YOUR INSTRUCTIONS >>
Identify and copy all lines of the material where the string "JSON" is found.

..............................

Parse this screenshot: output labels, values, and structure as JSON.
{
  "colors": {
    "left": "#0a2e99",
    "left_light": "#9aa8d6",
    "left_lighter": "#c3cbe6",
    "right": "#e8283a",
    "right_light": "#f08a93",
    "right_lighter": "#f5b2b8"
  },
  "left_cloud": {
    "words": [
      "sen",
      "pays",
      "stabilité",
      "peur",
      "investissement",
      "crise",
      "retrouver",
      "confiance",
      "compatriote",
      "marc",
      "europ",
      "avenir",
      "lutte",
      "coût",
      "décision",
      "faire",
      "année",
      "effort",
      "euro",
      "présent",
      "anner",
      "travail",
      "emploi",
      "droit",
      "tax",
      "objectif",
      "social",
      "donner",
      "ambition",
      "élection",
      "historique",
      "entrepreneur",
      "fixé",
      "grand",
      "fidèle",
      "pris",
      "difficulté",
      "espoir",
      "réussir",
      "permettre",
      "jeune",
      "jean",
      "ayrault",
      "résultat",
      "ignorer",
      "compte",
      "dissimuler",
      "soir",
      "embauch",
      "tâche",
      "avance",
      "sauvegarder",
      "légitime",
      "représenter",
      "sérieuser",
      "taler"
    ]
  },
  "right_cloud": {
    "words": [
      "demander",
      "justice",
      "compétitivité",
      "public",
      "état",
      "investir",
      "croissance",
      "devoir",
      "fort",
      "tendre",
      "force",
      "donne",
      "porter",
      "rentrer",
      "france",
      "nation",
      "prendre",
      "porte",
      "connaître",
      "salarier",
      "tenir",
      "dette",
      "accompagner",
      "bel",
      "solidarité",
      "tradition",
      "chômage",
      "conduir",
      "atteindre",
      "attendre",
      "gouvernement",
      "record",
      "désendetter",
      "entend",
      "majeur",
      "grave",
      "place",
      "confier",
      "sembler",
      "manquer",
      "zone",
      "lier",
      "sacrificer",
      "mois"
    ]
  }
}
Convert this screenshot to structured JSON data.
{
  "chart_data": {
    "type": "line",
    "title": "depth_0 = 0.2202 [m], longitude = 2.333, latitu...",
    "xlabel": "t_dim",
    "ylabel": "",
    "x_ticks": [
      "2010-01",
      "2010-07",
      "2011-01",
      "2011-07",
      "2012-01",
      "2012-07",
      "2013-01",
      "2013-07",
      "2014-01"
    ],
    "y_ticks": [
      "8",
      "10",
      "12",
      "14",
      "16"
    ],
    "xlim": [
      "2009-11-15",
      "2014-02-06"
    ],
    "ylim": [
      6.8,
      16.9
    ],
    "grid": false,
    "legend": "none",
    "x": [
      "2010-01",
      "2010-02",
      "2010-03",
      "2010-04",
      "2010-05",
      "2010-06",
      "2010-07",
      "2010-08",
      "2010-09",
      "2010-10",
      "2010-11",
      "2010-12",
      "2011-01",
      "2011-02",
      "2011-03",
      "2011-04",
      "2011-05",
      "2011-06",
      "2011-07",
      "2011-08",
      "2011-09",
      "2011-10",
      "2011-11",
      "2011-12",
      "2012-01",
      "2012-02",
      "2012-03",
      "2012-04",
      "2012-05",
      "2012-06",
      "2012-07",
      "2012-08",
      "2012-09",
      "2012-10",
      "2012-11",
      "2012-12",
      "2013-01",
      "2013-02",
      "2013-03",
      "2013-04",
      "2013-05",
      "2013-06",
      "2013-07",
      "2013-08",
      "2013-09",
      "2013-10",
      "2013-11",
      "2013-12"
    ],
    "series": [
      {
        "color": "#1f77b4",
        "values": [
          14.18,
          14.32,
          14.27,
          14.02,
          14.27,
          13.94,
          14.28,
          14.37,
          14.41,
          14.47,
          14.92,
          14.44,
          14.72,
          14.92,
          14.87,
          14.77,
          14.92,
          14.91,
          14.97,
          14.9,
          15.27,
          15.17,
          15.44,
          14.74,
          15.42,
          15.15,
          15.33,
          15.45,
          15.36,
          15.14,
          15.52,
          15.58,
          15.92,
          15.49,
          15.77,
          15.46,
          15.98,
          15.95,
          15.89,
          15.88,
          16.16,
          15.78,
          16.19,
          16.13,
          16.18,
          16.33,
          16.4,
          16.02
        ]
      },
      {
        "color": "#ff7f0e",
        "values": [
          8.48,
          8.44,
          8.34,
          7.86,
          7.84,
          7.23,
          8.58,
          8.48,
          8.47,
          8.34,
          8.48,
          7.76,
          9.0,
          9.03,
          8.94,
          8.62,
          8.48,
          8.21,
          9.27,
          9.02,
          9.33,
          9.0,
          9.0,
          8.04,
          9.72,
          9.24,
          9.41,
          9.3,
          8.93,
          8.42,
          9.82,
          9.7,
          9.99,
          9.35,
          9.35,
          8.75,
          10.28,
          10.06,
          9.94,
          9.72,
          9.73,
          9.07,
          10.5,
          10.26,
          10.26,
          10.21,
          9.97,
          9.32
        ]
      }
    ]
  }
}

..............................

RESULT BELOW >>
Parse this screenshot: output labels, values, and structure as JSON.
Convert this screenshot to structured JSON data.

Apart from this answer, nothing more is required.